Return the listing word for word, as given.
────────
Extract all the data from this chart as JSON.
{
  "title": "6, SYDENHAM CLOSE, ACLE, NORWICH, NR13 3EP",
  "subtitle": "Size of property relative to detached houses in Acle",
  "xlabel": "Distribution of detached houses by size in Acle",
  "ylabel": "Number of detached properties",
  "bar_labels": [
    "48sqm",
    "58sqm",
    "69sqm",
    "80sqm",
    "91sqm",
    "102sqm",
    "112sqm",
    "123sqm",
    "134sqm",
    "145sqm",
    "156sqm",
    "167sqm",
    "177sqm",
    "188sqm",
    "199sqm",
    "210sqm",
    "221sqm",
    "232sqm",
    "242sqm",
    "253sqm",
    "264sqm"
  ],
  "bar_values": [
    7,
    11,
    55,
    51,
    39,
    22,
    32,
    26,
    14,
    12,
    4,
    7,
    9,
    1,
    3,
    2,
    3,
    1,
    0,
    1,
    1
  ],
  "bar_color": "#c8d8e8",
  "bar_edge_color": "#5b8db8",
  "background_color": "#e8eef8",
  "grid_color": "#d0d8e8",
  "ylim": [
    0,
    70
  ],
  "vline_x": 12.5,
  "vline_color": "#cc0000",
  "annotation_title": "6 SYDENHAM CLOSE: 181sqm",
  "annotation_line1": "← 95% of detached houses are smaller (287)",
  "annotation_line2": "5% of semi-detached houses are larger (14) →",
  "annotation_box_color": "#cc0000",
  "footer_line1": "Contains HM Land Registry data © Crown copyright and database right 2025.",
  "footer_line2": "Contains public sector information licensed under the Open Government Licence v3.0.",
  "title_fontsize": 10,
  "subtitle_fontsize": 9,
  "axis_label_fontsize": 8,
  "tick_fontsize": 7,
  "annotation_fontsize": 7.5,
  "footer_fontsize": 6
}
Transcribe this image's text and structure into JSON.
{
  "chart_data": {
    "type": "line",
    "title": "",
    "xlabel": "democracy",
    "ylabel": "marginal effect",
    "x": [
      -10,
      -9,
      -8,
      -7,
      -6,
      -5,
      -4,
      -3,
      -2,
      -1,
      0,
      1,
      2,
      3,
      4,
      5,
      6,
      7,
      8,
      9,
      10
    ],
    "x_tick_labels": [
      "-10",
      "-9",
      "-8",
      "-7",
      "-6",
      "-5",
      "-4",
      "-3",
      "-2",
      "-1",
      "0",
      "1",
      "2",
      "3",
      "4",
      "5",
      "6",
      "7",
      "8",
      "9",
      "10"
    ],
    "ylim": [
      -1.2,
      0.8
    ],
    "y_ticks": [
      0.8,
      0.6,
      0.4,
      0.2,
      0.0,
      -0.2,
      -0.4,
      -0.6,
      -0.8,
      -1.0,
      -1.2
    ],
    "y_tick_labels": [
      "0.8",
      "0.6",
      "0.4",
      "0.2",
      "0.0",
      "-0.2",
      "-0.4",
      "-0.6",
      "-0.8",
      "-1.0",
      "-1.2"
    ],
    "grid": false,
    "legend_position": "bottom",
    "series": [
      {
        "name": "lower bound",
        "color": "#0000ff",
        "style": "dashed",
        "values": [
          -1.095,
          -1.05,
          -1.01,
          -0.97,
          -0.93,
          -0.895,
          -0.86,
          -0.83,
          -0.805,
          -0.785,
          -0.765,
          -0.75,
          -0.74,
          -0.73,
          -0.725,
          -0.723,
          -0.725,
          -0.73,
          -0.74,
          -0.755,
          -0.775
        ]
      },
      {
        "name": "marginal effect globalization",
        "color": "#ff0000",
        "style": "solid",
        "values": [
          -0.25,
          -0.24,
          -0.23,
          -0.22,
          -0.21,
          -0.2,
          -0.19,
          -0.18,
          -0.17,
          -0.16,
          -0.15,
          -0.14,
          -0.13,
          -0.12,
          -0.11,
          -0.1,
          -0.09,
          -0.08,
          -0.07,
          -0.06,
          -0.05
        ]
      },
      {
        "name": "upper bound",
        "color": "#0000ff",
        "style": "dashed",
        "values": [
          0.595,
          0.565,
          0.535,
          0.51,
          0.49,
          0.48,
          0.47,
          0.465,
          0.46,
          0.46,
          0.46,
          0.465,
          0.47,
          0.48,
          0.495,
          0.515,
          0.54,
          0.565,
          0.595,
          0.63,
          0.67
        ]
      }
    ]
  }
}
────────
• TASK RESULT
Extract all the data from this chart as JSON.
{
  "title": "6, SYDENHAM CLOSE, ACLE, NORWICH, NR13 3EP",
  "subtitle": "Size of property relative to detached houses in Acle",
  "xlabel": "Distribution of detached houses by size in Acle",
  "ylabel": "Number of detached properties",
  "bar_labels": [
    "48sqm",
    "58sqm",
    "69sqm",
    "80sqm",
    "91sqm",
    "102sqm",
    "112sqm",
    "123sqm",
    "134sqm",
    "145sqm",
    "156sqm",
    "167sqm",
    "177sqm",
    "188sqm",
    "199sqm",
    "210sqm",
    "221sqm",
    "232sqm",
    "242sqm",
    "253sqm",
    "264sqm"
  ],
  "bar_values": [
    7,
    11,
    55,
    51,
    39,
    22,
    32,
    26,
    14,
    12,
    4,
    7,
    9,
    1,
    3,
    2,
    3,
    1,
    0,
    1,
    1
  ],
  "bar_color": "#c8d8e8",
  "bar_edge_color": "#5b8db8",
  "background_color": "#e8eef8",
  "grid_color": "#d0d8e8",
  "ylim": [
    0,
    70
  ],
  "vline_x": 12.5,
  "vline_color": "#cc0000",
  "annotation_title": "6 SYDENHAM CLOSE: 181sqm",
  "annotation_line1": "← 95% of detached houses are smaller (287)",
  "annotation_line2": "5% of semi-detached houses are larger (14) →",
  "annotation_box_color": "#cc0000",
  "footer_line1": "Contains HM Land Registry data © Crown copyright and database right 2025.",
  "footer_line2": "Contains public sector information licensed under the Open Government Licence v3.0.",
  "title_fontsize": 10,
  "subtitle_fontsize": 9,
  "axis_label_fontsize": 8,
  "tick_fontsize": 7,
  "annotation_fontsize": 7.5,
  "footer_fontsize": 6
}
Transcribe this image's text and structure into JSON.
{
  "chart_data": {
    "type": "line",
    "title": "",
    "xlabel": "democracy",
    "ylabel": "marginal effect",
    "x": [
      -10,
      -9,
      -8,
      -7,
      -6,
      -5,
      -4,
      -3,
      -2,
      -1,
      0,
      1,
      2,
      3,
      4,
      5,
      6,
      7,
      8,
      9,
      10
    ],
    "x_tick_labels": [
      "-10",
      "-9",
      "-8",
      "-7",
      "-6",
      "-5",
      "-4",
      "-3",
      "-2",
      "-1",
      "0",
      "1",
      "2",
      "3",
      "4",
      "5",
      "6",
      "7",
      "8",
      "9",
      "10"
    ],
    "ylim": [
      -1.2,
      0.8
    ],
    "y_ticks": [
      0.8,
      0.6,
      0.4,
      0.2,
      0.0,
      -0.2,
      -0.4,
      -0.6,
      -0.8,
      -1.0,
      -1.2
    ],
    "y_tick_labels": [
      "0.8",
      "0.6",
      "0.4",
      "0.2",
      "0.0",
      "-0.2",
      "-0.4",
      "-0.6",
      "-0.8",
      "-1.0",
      "-1.2"
    ],
    "grid": false,
    "legend_position": "bottom",
    "series": [
      {
        "name": "lower bound",
        "color": "#0000ff",
        "style": "dashed",
        "values": [
          -1.095,
          -1.05,
          -1.01,
          -0.97,
          -0.93,
          -0.895,
          -0.86,
          -0.83,
          -0.805,
          -0.785,
          -0.765,
          -0.75,
          -0.74,
          -0.73,
          -0.725,
          -0.723,
          -0.725,
          -0.73,
          -0.74,
          -0.755,
          -0.775
        ]
      },
      {
        "name": "marginal effect globalization",
        "color": "#ff0000",
        "style": "solid",
        "values": [
          -0.25,
          -0.24,
          -0.23,
          -0.22,
          -0.21,
          -0.2,
          -0.19,
          -0.18,
          -0.17,
          -0.16,
          -0.15,
          -0.14,
          -0.13,
          -0.12,
          -0.11,
          -0.1,
          -0.09,
          -0.08,
          -0.07,
          -0.06,
          -0.05
        ]
      },
      {
        "name": "upper bound",
        "color": "#0000ff",
        "style": "dashed",
        "values": [
          0.595,
          0.565,
          0.535,
          0.51,
          0.49,
          0.48,
          0.47,
          0.465,
          0.46,
          0.46,
          0.46,
          0.465,
          0.47,
          0.48,
          0.495,
          0.515,
          0.54,
          0.565,
          0.595,
          0.63,
          0.67
        ]
      }
    ]
  }
}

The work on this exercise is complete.